Seçilen Metin:
● ● ●

14 Mart 2020 07:34

“İşçileşen avukatların tarafı sermaye değil, emektir”

Çağdaş Hukukçular Derneği Adana Şubesi, “Avukatlık Mesleğinin Ekonomi Politiği ve İşçi Avukatlık” başlığı ile söyleşi düzenledi.

Fotoğraf: Evrensel

Paylaş

Adana’da “Avukatlık Mesleğinin Ekonomi Politiği ve İşçi Avukatlık” başlığı ile söyleşi düzenlendi. Çağdaş Hukukçular Derneği Adana Şubesi tarafından düzenlenen söyleşinin Moderatörlüğünü Stajyer Avukat Sergen Nisanoğlu üstlendi.

● ● ●

Görev Yönergesi: Seçilen metnin "Fotoğraf: Evrensel" sözcüklerini içeren yerden başlayıp "Sergen Nisanoğlu üstlendi." sözcüklerinden sonra biten kısmını hiç değiştirmeden yazar mısınız? Buradaki işte satırların hiçbir payı yok.

Kayıtlar:
● ● ●

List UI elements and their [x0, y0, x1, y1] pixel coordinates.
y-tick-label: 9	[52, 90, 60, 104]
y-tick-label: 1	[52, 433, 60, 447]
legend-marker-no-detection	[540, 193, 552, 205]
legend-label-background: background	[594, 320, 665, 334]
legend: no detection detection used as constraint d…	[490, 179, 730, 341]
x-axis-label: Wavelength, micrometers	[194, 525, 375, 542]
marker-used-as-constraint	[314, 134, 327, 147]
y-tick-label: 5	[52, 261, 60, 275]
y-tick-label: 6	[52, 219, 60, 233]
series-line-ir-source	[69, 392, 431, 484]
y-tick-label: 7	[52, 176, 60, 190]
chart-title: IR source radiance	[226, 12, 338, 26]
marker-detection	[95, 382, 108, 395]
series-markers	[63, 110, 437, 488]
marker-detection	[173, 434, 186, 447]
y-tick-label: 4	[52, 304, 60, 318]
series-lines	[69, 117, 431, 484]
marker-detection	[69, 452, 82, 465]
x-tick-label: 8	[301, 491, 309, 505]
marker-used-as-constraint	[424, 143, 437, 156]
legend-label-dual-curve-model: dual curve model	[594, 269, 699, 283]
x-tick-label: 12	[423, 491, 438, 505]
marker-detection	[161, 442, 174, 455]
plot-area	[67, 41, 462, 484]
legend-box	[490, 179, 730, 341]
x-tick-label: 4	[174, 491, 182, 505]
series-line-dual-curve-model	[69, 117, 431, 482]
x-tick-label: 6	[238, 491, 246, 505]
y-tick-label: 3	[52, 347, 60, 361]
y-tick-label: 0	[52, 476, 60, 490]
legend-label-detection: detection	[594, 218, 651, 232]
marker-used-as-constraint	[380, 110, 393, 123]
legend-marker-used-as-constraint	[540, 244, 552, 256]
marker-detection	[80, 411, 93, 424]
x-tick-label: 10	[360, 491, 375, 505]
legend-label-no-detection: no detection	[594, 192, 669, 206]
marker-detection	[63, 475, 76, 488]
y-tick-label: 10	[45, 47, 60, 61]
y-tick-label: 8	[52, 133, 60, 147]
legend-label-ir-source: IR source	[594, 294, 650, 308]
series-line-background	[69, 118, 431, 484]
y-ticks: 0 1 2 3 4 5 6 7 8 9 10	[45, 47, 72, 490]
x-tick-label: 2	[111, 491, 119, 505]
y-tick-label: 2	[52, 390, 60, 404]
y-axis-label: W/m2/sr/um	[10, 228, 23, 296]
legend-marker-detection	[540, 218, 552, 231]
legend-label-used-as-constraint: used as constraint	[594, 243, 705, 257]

● ● ●

Sorunun Çözümü:
Fotoğraf: Evrensel

Paylaş

Adana’da “Avukatlık Mesleğinin Ekonomi Politiği ve İşçi Avukatlık” başlığı ile söyleşi düzenlendi. Çağdaş Hukukçular Derneği Adana Şubesi tarafından düzenlenen söyleşinin Moderatörlüğünü Stajyer Avukat Sergen Nisanoğlu üstlendi.